# Task requirements:
Gather up the lines with the word "ylabel" in them.

# start of Entries shown

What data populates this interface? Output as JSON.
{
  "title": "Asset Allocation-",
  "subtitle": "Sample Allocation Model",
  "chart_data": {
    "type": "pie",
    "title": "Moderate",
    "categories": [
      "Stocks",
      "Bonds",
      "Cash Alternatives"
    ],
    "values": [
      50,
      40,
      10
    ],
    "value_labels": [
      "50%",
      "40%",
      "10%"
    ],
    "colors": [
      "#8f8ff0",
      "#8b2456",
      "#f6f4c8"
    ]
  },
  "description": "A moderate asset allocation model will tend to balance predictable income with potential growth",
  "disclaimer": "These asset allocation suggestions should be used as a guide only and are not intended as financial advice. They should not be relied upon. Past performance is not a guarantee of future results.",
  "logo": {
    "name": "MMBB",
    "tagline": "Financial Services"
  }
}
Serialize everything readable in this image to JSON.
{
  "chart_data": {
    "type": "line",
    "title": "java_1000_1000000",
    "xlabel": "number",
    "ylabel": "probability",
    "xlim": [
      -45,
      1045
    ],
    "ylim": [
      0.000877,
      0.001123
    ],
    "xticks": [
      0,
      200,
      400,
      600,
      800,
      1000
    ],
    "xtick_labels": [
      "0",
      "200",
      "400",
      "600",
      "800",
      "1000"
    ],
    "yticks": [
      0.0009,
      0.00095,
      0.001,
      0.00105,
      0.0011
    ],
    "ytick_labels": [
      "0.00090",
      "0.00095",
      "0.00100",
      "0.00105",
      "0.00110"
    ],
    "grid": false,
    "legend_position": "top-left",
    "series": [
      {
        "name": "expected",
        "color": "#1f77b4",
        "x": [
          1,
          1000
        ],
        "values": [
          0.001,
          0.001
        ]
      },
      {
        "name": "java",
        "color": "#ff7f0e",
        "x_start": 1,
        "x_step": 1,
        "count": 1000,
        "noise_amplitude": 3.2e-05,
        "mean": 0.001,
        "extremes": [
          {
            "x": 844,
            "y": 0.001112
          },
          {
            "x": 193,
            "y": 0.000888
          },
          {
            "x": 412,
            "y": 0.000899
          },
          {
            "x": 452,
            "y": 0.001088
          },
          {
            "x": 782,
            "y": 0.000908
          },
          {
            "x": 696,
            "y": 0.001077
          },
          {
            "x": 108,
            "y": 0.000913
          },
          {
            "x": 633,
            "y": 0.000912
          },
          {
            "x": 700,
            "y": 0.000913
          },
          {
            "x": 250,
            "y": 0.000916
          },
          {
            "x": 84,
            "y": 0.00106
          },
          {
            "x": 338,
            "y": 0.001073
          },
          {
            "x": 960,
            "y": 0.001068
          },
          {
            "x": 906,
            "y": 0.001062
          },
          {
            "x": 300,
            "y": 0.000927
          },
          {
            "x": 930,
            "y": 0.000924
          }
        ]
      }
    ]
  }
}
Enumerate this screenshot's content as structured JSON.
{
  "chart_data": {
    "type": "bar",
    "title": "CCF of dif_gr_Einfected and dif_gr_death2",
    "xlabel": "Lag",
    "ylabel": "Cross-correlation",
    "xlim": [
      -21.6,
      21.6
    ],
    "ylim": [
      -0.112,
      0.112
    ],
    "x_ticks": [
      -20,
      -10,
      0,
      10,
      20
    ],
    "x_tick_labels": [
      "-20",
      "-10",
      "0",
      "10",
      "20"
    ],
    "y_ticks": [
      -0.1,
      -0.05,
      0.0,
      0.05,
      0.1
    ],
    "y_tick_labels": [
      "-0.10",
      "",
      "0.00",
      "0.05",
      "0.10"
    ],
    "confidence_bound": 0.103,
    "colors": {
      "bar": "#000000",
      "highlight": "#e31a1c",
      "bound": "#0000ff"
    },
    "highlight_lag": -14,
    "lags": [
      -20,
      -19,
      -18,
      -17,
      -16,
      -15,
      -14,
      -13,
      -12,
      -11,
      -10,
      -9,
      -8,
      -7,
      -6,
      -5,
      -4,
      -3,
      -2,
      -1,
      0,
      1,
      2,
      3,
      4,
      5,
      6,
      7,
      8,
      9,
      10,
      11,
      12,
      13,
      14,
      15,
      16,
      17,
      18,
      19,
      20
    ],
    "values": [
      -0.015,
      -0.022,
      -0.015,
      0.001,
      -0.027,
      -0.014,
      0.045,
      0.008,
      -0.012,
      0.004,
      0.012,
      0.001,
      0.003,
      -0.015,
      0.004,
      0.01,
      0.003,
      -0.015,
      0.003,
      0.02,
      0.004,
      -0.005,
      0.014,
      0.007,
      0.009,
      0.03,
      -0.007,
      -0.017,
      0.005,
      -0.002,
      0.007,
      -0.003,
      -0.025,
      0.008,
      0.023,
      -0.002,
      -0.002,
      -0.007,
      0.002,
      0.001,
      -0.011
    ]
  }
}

# end of Entries shown

# Response:
    "ylabel": "probability",
    "ylabel": "Cross-correlation",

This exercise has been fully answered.